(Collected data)

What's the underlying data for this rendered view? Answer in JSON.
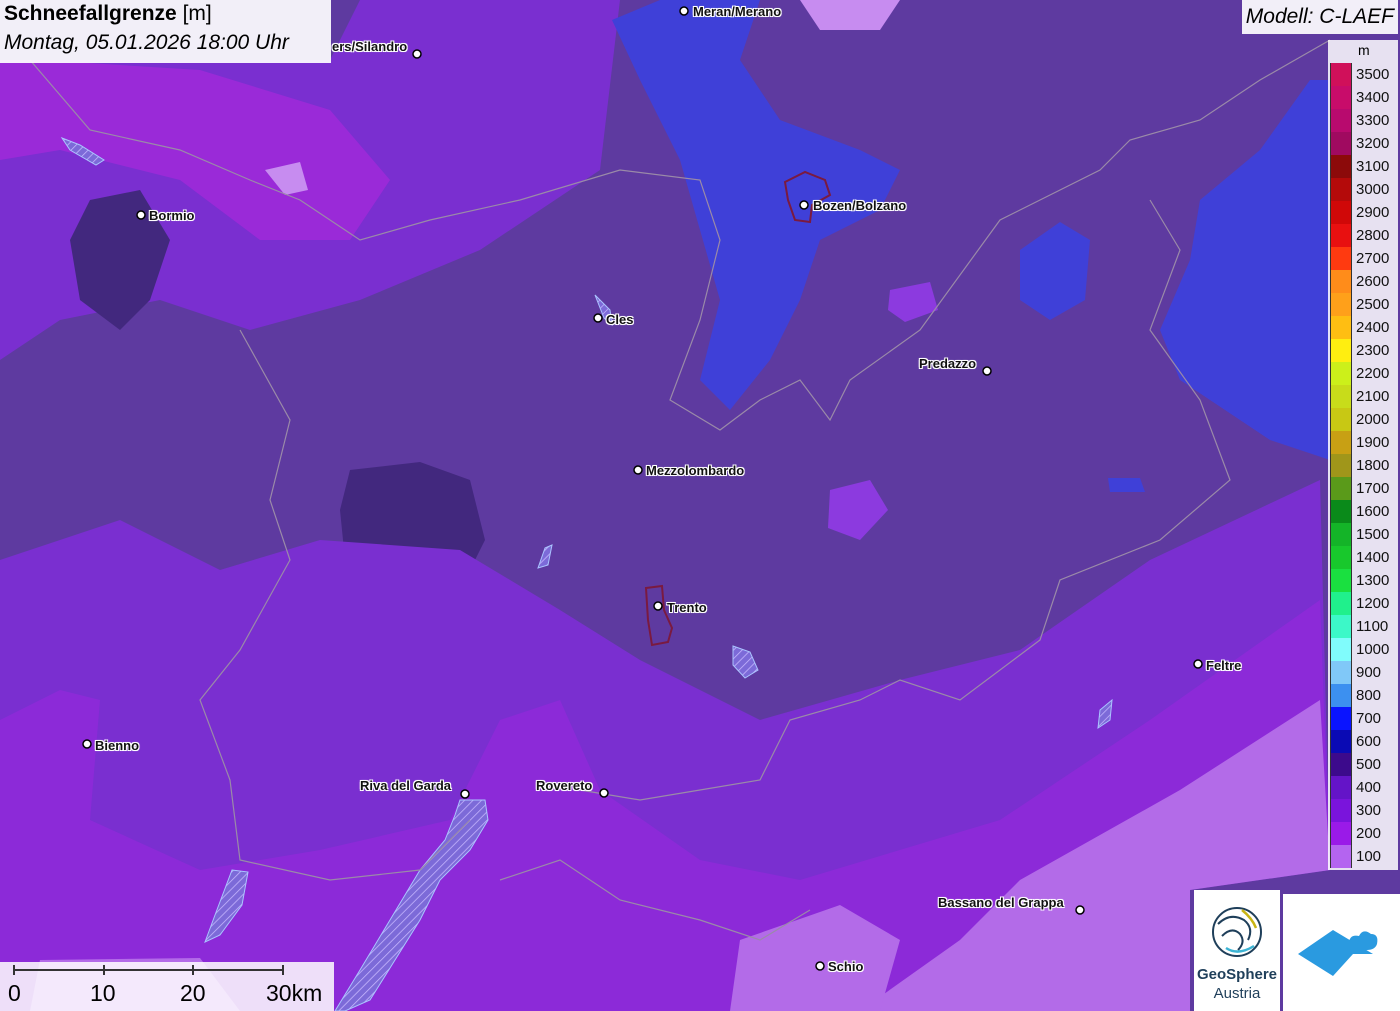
{
  "title": {
    "parameter": "Schneefallgrenze",
    "unit": "[m]",
    "datetime": "Montag, 05.01.2026 18:00 Uhr"
  },
  "model": "Modell: C-LAEF",
  "legend": {
    "unit": "m",
    "entries": [
      {
        "value": "3500",
        "color": "#d0105a"
      },
      {
        "value": "3400",
        "color": "#c80c6a"
      },
      {
        "value": "3300",
        "color": "#b80a6e"
      },
      {
        "value": "3200",
        "color": "#a00a60"
      },
      {
        "value": "3100",
        "color": "#8c0a0a"
      },
      {
        "value": "3000",
        "color": "#b40a0a"
      },
      {
        "value": "2900",
        "color": "#d00808"
      },
      {
        "value": "2800",
        "color": "#e81010"
      },
      {
        "value": "2700",
        "color": "#ff3a10"
      },
      {
        "value": "2600",
        "color": "#ff8c1a"
      },
      {
        "value": "2500",
        "color": "#ffa01a"
      },
      {
        "value": "2400",
        "color": "#ffbe12"
      },
      {
        "value": "2300",
        "color": "#ffee10"
      },
      {
        "value": "2200",
        "color": "#ccf01a"
      },
      {
        "value": "2100",
        "color": "#c8dc1a"
      },
      {
        "value": "2000",
        "color": "#c8c814"
      },
      {
        "value": "1900",
        "color": "#c8a014"
      },
      {
        "value": "1800",
        "color": "#a0961a"
      },
      {
        "value": "1700",
        "color": "#5a9a1a"
      },
      {
        "value": "1600",
        "color": "#0a8a1a"
      },
      {
        "value": "1500",
        "color": "#14b428"
      },
      {
        "value": "1400",
        "color": "#18c82c"
      },
      {
        "value": "1300",
        "color": "#1ae040"
      },
      {
        "value": "1200",
        "color": "#20f08c"
      },
      {
        "value": "1100",
        "color": "#3cf8c8"
      },
      {
        "value": "1000",
        "color": "#80fcfc"
      },
      {
        "value": "900",
        "color": "#80c8f8"
      },
      {
        "value": "800",
        "color": "#3c90f0"
      },
      {
        "value": "700",
        "color": "#0a14ff"
      },
      {
        "value": "600",
        "color": "#0a0ab4"
      },
      {
        "value": "500",
        "color": "#3c0a8c"
      },
      {
        "value": "400",
        "color": "#6414c8"
      },
      {
        "value": "300",
        "color": "#7a14dc"
      },
      {
        "value": "200",
        "color": "#9a1ae8"
      },
      {
        "value": "100",
        "color": "#b464f0"
      }
    ]
  },
  "cities": [
    {
      "name": "Meran/Merano"
    },
    {
      "name": "ers/Silandro"
    },
    {
      "name": "Bormio"
    },
    {
      "name": "Bozen/Bolzano"
    },
    {
      "name": "Cles"
    },
    {
      "name": "Predazzo"
    },
    {
      "name": "Mezzolombardo"
    },
    {
      "name": "Trento"
    },
    {
      "name": "Feltre"
    },
    {
      "name": "Bienno"
    },
    {
      "name": "Riva del Garda"
    },
    {
      "name": "Rovereto"
    },
    {
      "name": "Bassano del Grappa"
    },
    {
      "name": "Schio"
    }
  ],
  "scalebar": {
    "ticks": [
      "0",
      "10",
      "20",
      "30km"
    ]
  },
  "logo": {
    "name": "GeoSphere",
    "sub": "Austria"
  }
}
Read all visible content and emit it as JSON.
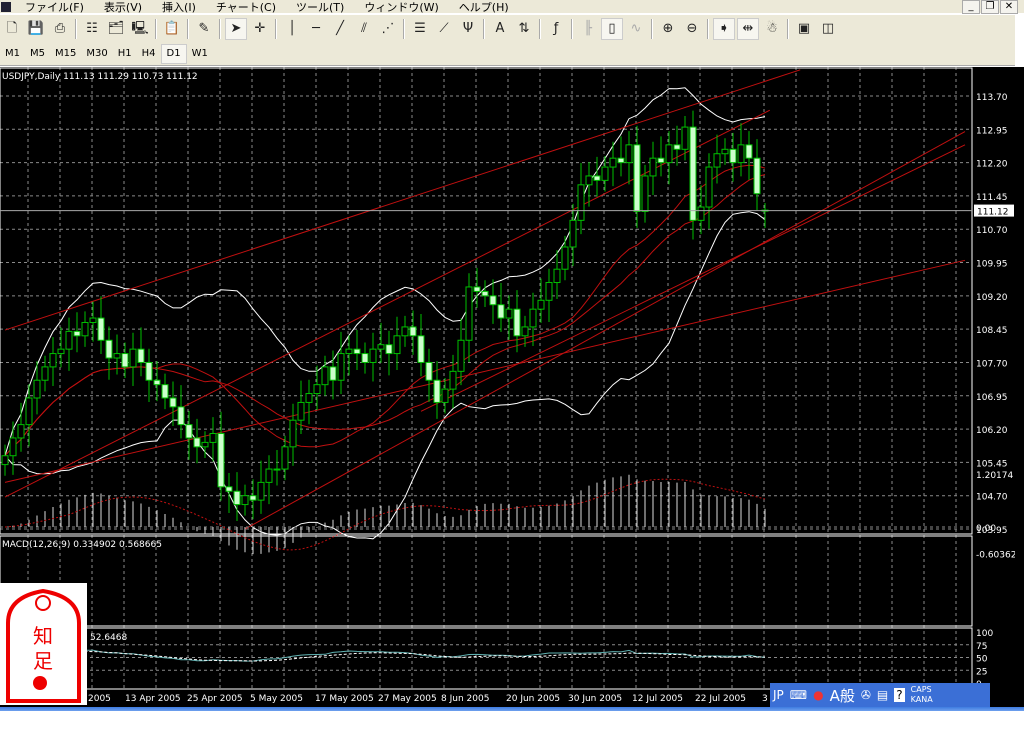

▶ **WHAT THIS TASK INVOLVES**: Excluding the pictures, reproduce every entry exactly as given.

▶ **ANSWER TO THIS TASK**:
What's the underlying data for this rendered view? Answer in JSON.
{
  "title": {
    "parameter": "Schneefallgrenze",
    "unit": "[m]",
    "datetime": "Montag, 05.01.2026 18:00 Uhr"
  },
  "model": "Modell: C-LAEF",
  "legend": {
    "unit": "m",
    "entries": [
      {
        "value": "3500",
        "color": "#d0105a"
      },
      {
        "value": "3400",
        "color": "#c80c6a"
      },
      {
        "value": "3300",
        "color": "#b80a6e"
      },
      {
        "value": "3200",
        "color": "#a00a60"
      },
      {
        "value": "3100",
        "color": "#8c0a0a"
      },
      {
        "value": "3000",
        "color": "#b40a0a"
      },
      {
        "value": "2900",
        "color": "#d00808"
      },
      {
        "value": "2800",
        "color": "#e81010"
      },
      {
        "value": "2700",
        "color": "#ff3a10"
      },
      {
        "value": "2600",
        "color": "#ff8c1a"
      },
      {
        "value": "2500",
        "color": "#ffa01a"
      },
      {
        "value": "2400",
        "color": "#ffbe12"
      },
      {
        "value": "2300",
        "color": "#ffee10"
      },
      {
        "value": "2200",
        "color": "#ccf01a"
      },
      {
        "value": "2100",
        "color": "#c8dc1a"
      },
      {
        "value": "2000",
        "color": "#c8c814"
      },
      {
        "value": "1900",
        "color": "#c8a014"
      },
      {
        "value": "1800",
        "color": "#a0961a"
      },
      {
        "value": "1700",
        "color": "#5a9a1a"
      },
      {
        "value": "1600",
        "color": "#0a8a1a"
      },
      {
        "value": "1500",
        "color": "#14b428"
      },
      {
        "value": "1400",
        "color": "#18c82c"
      },
      {
        "value": "1300",
        "color": "#1ae040"
      },
      {
        "value": "1200",
        "color": "#20f08c"
      },
      {
        "value": "1100",
        "color": "#3cf8c8"
      },
      {
        "value": "1000",
        "color": "#80fcfc"
      },
      {
        "value": "900",
        "color": "#80c8f8"
      },
      {
        "value": "800",
        "color": "#3c90f0"
      },
      {
        "value": "700",
        "color": "#0a14ff"
      },
      {
        "value": "600",
        "color": "#0a0ab4"
      },
      {
        "value": "500",
        "color": "#3c0a8c"
      },
      {
        "value": "400",
        "color": "#6414c8"
      },
      {
        "value": "300",
        "color": "#7a14dc"
      },
      {
        "value": "200",
        "color": "#9a1ae8"
      },
      {
        "value": "100",
        "color": "#b464f0"
      }
    ]
  },
  "cities": [
    {
      "name": "Meran/Merano"
    },
    {
      "name": "ers/Silandro"
    },
    {
      "name": "Bormio"
    },
    {
      "name": "Bozen/Bolzano"
    },
    {
      "name": "Cles"
    },
    {
      "name": "Predazzo"
    },
    {
      "name": "Mezzolombardo"
    },
    {
      "name": "Trento"
    },
    {
      "name": "Feltre"
    },
    {
      "name": "Bienno"
    },
    {
      "name": "Riva del Garda"
    },
    {
      "name": "Rovereto"
    },
    {
      "name": "Bassano del Grappa"
    },
    {
      "name": "Schio"
    }
  ],
  "scalebar": {
    "ticks": [
      "0",
      "10",
      "20",
      "30km"
    ]
  },
  "logo": {
    "name": "GeoSphere",
    "sub": "Austria"
  }
}
Read all visible content and emit it as JSON.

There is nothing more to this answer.